• [What is being asked]: Spot each line in the records below where the word "медико" occurs, then copy it.

### Material for this exercise

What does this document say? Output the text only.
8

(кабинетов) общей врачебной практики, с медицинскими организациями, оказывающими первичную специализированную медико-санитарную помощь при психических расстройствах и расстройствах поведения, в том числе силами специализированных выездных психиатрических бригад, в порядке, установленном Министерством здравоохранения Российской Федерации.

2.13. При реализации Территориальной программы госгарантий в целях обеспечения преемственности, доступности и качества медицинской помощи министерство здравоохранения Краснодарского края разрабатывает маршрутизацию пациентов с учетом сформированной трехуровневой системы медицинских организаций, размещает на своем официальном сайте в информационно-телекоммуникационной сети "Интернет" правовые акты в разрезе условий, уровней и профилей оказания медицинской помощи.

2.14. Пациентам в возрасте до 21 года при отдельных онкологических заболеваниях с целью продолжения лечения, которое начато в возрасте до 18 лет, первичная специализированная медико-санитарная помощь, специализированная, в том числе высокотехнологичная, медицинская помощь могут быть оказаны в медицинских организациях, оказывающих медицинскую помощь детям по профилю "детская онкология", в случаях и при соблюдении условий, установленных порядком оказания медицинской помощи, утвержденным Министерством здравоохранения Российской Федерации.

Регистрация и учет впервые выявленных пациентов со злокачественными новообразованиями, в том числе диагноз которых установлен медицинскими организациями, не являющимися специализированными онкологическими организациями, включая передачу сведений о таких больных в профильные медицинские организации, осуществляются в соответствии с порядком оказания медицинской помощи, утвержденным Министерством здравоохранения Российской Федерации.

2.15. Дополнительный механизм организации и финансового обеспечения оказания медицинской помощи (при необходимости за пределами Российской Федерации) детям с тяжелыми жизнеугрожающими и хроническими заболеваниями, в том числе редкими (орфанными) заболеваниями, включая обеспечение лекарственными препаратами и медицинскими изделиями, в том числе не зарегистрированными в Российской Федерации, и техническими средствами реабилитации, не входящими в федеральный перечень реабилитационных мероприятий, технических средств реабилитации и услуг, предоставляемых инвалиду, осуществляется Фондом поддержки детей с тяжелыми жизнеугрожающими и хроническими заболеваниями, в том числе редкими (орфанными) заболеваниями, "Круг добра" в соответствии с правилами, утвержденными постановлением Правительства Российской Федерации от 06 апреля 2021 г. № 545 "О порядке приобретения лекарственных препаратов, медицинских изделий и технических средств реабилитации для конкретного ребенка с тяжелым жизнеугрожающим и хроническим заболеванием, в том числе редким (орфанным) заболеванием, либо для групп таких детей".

######

• [Completed exercise]:
(кабинетов) общей врачебной практики, с медицинскими организациями, оказывающими первичную специализированную медико-санитарную помощь при психических расстройствах и расстройствах поведения, в том числе силами специализированных выездных психиатрических бригад, в порядке, установленном Министерством здравоохранения Российской Федерации.
2.14. Пациентам в возрасте до 21 года при отдельных онкологических заболеваниях с целью продолжения лечения, которое начато в возрасте до 18 лет, первичная специализированная медико-санитарная помощь, специализированная, в том числе высокотехнологичная, медицинская помощь могут быть оказаны в медицинских организациях, оказывающих медицинскую помощь детям по профилю "детская онкология", в случаях и при соблюдении условий, установленных порядком оказания медицинской помощи, утвержденным Министерством здравоохранения Российской Федерации.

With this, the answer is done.